# Testo del compito
Elencate tutte le canzoni citate per titolo nel testo su Brassens e De André.

Se Brassens cita il sindaco come la figura istituzionale che sancirà il matrimonio fra i due sposi De André canta invece di un altare. Anche per quanto riguarda Morire per delle idee, contenuta nell' album Canzoni del 1974 (Mourir pour des idées) si riscontra un' assoluta fedeltà nella traduzione di De André a parte il fatto che nell' originale di Brassens compare una strofa in più che il cantautore genovese ha preferito non tradurre. Se bastasse qualche ecatombe perché alla fine tutto cambi,tutto si sistemi dopo " grandi serate " e teste cadute avremmo già il paradiso sulla terra ma l'età d'oro sfugge incessantemente Gli dei hanno sempre sete, non ne hanno mai abbastanza ed è la morte, la morte che ricomincia sempre, moriamo per delle idee, ma di morte lenta, ma di morte lenta Si tratta di una canzone contro tutte le guerre e soprattutto quelle generate da falsi ideali o valori dettati da gente senza scrupoli, pronta a far partire gli altri a rischiare la vita ma non a mettere in gioco la propria. Risulta naturale comprendere perché De André, profondamente antimilitarista, sia stato attirato dal testo di questa canzone fino al punto di tradurla e di farne una canzone propria: ne condivideva il messaggio pacifista ed antiviolento che aveva già manifestato in canzoni come "Girotondo" e "la Guerra di piero" dove il soldato protagonista della canzone sceglieva di morire piuttosto che uccidere: "E se gli sparo in fronte o nel cuore soltanto il tempo avrà per morire ma il tempo a me resterà per vedere vedere gli occhi di un uomo che muore". In Morire per delle idee si sentono anche gli echi dell' opera di un altro grande chansonnier francese, Boris Vian, dichiaratamente pacifista che ne "Il disertore" invitava, inviandogli un a lettera, il Presidente della Repubblica a partire in guerra (la guerra in questione è quella d' Algeria) ed a mettere in gioco la propria vita .
Si tratta di una canzone che Brassens scrisse in funzione antimilitarista per stigmatizzare ed enfatizzare l' inutilità di tutte le guerre, capaci solo di creare morte, distruzione e vantaggiose esclusivamente ai fabbricanti di armi ed agli interessi politici dei potenti.
Tuttavia il messaggio che Brassens voleva divulgare non venne facilmente carpito da tutti e contraddittoriamente il suo pezzo venne accusato di gettare un' ombra d' indifferenza e di dispregio nei confronti di tutti coloro i quali hanno perso la vita in guerra, combattendo fino in fondo per gli ideali nei quali credevano.
In realtà il testo di Brassens vuole invitare gli uomini a riflettere lucidamente e razionalmente su come tutte le guerre, tutti i conflitti bellici che vedono uccidersi tra di loro migliaia di uomini, ogni volta per cause ed ideali diversi, sarebbero evitabili se soltanto si facesse tutto il possibile per cercare di trovare un accordo, una soluzione che scongiuri il ricorso alla violenza.

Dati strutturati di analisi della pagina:

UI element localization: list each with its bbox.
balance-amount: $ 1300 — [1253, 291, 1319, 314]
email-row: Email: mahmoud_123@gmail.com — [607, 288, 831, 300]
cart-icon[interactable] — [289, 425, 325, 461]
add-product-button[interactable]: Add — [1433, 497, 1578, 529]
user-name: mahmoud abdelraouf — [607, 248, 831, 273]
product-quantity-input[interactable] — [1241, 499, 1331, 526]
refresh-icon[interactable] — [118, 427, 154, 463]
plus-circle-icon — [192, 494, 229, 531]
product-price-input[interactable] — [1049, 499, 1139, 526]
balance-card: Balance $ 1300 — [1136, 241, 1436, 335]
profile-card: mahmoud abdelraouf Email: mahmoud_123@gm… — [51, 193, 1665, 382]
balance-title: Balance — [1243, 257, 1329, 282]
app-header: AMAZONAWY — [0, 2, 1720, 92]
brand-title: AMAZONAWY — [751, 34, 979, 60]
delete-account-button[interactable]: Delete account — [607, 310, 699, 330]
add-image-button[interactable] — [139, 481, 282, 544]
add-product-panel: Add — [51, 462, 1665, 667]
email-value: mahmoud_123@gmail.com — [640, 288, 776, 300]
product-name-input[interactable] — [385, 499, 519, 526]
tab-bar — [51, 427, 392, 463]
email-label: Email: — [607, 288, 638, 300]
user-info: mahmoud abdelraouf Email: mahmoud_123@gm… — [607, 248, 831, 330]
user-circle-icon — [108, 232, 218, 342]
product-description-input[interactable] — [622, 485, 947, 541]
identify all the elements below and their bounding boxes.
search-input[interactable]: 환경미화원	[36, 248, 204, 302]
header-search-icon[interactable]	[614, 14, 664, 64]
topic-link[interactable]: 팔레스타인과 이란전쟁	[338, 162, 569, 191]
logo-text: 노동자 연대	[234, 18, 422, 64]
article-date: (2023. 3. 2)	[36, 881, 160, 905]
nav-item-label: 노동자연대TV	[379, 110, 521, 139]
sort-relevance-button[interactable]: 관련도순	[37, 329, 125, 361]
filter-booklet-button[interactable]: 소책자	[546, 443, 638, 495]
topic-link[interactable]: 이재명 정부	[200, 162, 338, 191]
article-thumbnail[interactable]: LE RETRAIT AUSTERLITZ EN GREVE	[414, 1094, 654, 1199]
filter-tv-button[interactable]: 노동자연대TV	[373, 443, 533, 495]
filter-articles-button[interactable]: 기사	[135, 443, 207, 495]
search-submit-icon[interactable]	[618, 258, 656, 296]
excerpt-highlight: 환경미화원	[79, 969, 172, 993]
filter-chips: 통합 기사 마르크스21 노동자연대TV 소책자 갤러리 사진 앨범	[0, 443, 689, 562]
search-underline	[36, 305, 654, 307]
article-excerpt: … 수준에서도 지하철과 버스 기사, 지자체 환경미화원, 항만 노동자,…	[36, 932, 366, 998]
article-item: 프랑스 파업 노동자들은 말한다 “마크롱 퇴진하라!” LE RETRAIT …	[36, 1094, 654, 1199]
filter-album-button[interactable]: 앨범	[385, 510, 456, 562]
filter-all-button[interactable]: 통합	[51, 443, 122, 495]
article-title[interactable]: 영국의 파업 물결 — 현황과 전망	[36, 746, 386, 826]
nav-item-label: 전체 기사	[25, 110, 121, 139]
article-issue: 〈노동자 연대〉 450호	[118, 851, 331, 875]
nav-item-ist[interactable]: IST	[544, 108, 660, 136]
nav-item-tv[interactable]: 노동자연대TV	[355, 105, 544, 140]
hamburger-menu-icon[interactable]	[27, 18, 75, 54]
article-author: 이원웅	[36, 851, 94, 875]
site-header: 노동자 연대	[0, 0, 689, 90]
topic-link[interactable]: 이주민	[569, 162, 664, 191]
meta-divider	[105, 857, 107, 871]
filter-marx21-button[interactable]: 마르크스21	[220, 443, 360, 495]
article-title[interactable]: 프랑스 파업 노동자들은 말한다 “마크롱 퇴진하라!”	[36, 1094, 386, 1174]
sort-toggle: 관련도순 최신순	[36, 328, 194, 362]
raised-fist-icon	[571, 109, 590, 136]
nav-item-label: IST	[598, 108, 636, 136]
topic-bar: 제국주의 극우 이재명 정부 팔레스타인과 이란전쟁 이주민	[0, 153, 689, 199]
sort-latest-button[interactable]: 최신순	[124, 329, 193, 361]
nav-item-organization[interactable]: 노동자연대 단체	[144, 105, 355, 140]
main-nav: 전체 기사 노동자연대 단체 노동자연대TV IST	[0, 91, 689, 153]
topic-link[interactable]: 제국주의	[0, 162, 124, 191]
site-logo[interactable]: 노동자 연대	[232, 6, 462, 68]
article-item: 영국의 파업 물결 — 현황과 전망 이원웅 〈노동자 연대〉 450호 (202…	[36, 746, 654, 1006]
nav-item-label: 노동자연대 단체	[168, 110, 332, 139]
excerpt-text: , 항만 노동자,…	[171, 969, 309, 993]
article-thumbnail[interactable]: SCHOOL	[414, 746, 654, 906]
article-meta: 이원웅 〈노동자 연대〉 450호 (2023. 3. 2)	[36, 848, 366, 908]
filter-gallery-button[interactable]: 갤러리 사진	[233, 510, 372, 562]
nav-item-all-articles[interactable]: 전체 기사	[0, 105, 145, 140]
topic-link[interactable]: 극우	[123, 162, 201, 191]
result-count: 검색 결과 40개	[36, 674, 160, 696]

# Risposta attesa
- Morire per delle idee (in originale Mourir pour des idées)
- Girotondo
- la Guerra di piero
- Il disertore